Excerpt from a dataset
=-=-=-=-=
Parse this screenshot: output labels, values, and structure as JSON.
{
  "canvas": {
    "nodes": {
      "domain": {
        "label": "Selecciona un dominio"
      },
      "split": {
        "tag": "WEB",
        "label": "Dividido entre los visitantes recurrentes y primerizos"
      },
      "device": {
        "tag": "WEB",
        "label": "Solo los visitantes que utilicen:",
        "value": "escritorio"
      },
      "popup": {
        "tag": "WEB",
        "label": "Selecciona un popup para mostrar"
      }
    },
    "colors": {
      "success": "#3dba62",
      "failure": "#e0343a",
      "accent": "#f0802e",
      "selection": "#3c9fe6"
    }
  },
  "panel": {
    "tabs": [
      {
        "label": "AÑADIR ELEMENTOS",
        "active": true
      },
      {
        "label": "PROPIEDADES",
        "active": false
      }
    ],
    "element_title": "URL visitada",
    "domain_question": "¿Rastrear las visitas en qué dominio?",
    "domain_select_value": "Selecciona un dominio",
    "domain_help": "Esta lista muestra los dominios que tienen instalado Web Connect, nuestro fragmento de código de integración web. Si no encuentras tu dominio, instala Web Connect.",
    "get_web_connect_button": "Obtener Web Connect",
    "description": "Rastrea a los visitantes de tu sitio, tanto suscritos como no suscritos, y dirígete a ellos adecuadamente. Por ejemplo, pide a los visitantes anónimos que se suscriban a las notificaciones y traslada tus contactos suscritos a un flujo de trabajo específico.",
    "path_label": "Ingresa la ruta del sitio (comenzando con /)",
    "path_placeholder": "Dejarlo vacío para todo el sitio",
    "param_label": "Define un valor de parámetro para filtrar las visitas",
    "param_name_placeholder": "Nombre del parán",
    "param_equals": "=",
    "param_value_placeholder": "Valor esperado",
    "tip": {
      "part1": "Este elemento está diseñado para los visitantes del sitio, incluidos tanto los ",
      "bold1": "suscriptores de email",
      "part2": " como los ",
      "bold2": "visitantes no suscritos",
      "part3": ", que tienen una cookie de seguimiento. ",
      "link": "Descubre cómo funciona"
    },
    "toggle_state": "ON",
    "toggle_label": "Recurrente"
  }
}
=-=-=-=-=
* _Do this_: Look through the lines above and collect those with the word "popup".

* _Written response_:
      "popup": {
        "label": "Selecciona un popup para mostrar"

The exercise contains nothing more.